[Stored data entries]
....

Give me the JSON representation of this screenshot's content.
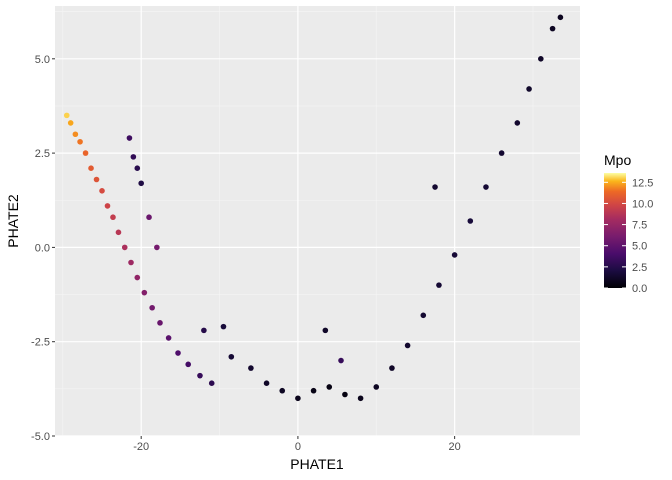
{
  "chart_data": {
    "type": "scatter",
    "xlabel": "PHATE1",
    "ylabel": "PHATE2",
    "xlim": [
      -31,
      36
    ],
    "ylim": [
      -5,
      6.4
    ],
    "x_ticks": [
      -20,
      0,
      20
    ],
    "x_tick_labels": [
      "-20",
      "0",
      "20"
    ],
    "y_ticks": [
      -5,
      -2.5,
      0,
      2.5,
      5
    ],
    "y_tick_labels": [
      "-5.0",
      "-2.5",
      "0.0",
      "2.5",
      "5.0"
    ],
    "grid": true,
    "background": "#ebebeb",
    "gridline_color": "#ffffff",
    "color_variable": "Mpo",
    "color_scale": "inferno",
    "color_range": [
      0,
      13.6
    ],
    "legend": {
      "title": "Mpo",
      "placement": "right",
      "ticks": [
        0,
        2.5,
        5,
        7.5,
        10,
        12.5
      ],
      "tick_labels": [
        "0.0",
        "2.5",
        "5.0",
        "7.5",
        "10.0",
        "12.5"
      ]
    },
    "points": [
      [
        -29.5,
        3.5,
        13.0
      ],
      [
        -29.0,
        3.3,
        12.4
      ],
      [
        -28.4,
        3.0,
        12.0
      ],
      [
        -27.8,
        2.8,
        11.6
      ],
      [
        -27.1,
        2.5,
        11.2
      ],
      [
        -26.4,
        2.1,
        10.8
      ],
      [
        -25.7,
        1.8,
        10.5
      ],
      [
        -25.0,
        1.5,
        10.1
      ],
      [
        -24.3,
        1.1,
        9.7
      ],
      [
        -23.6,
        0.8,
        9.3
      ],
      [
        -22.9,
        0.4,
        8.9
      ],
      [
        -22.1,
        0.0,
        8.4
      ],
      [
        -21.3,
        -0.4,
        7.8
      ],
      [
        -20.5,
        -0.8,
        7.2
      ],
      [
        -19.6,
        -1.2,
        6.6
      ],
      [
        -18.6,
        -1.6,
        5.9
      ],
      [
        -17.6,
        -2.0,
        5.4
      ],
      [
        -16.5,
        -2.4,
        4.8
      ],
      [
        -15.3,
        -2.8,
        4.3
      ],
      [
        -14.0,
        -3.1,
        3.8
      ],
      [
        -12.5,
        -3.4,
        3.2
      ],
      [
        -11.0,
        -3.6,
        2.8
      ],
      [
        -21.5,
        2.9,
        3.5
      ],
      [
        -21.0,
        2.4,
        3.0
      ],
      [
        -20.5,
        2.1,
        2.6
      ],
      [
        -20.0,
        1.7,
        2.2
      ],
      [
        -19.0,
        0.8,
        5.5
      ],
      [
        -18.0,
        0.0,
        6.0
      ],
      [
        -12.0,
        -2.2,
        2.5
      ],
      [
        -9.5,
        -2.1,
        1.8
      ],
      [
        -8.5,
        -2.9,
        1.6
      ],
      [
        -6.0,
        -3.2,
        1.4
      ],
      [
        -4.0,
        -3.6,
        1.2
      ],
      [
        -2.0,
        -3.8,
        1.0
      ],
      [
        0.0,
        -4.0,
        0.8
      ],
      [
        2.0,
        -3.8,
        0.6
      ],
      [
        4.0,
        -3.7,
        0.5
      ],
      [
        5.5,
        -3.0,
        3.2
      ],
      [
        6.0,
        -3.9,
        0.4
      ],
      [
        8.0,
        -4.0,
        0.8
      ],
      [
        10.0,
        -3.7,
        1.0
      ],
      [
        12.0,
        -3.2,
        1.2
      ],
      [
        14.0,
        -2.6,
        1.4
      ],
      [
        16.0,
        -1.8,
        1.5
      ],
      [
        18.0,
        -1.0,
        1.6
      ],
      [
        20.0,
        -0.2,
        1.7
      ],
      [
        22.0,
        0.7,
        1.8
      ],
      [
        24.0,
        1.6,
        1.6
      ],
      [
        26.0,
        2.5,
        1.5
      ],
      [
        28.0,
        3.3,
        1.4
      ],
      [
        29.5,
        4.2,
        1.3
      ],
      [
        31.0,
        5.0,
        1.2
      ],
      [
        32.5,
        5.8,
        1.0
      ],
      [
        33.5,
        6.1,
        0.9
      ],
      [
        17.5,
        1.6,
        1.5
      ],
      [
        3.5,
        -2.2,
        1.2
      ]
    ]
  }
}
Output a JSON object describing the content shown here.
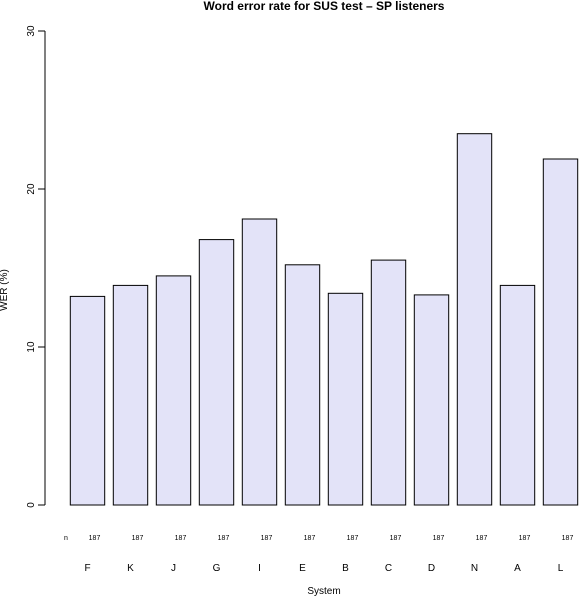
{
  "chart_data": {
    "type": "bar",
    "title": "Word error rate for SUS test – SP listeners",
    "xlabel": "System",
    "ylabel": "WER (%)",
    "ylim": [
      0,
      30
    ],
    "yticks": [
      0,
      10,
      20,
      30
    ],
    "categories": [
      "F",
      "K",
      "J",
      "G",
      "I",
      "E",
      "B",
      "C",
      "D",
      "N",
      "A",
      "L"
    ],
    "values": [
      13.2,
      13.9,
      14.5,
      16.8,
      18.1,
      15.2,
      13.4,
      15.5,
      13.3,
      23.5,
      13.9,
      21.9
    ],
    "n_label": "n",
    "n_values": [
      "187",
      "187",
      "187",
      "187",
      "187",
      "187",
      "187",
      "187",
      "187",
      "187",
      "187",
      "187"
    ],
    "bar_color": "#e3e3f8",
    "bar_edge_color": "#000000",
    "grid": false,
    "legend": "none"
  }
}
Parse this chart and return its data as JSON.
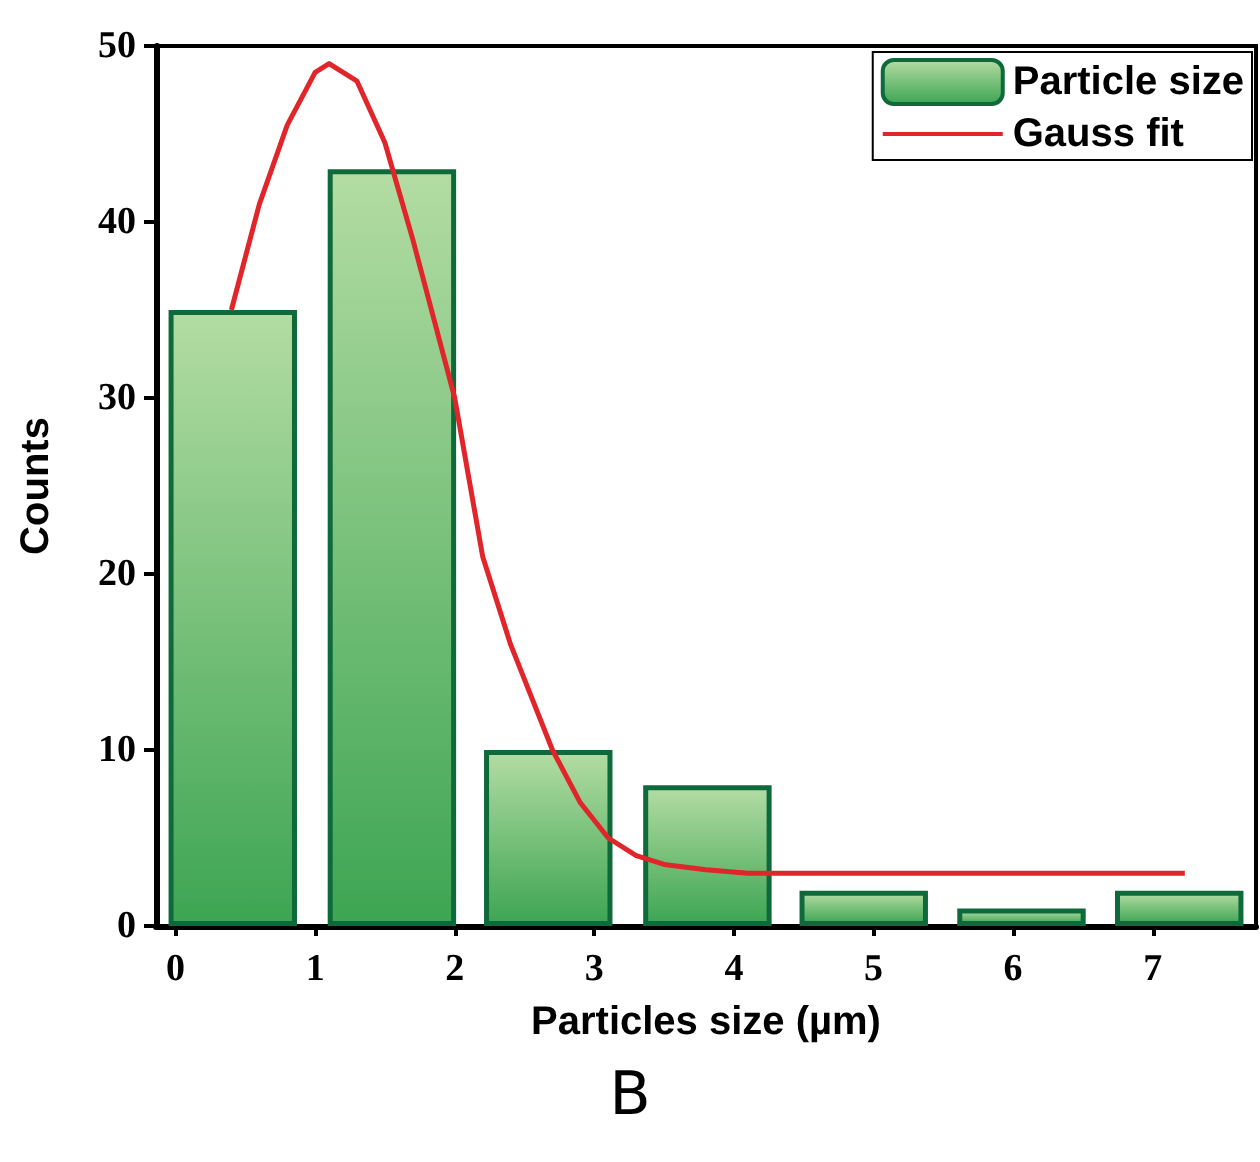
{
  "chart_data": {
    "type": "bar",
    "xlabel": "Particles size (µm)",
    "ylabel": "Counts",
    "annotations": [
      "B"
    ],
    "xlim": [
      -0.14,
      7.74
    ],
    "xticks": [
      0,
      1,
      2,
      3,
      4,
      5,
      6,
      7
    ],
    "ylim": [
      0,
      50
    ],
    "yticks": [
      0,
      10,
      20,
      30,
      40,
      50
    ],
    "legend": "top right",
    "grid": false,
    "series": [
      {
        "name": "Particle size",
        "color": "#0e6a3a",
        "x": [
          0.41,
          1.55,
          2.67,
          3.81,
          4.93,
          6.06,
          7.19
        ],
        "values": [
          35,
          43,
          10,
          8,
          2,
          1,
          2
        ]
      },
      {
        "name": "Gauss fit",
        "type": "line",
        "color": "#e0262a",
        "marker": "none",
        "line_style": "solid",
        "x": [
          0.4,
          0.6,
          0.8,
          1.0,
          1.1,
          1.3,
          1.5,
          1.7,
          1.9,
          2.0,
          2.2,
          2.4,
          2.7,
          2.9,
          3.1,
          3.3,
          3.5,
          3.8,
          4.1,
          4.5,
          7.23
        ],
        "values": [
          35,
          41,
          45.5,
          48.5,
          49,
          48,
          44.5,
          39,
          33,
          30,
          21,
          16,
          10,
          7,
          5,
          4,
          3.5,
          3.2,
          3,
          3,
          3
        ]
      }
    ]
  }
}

....

Exercise » Copy out every line of the listing that contains the string "ylabel".

Reply to the task »
    "ylabel": "PHATE2",
    "ylabel": "WER (%)",
    "ylabel": "Counts",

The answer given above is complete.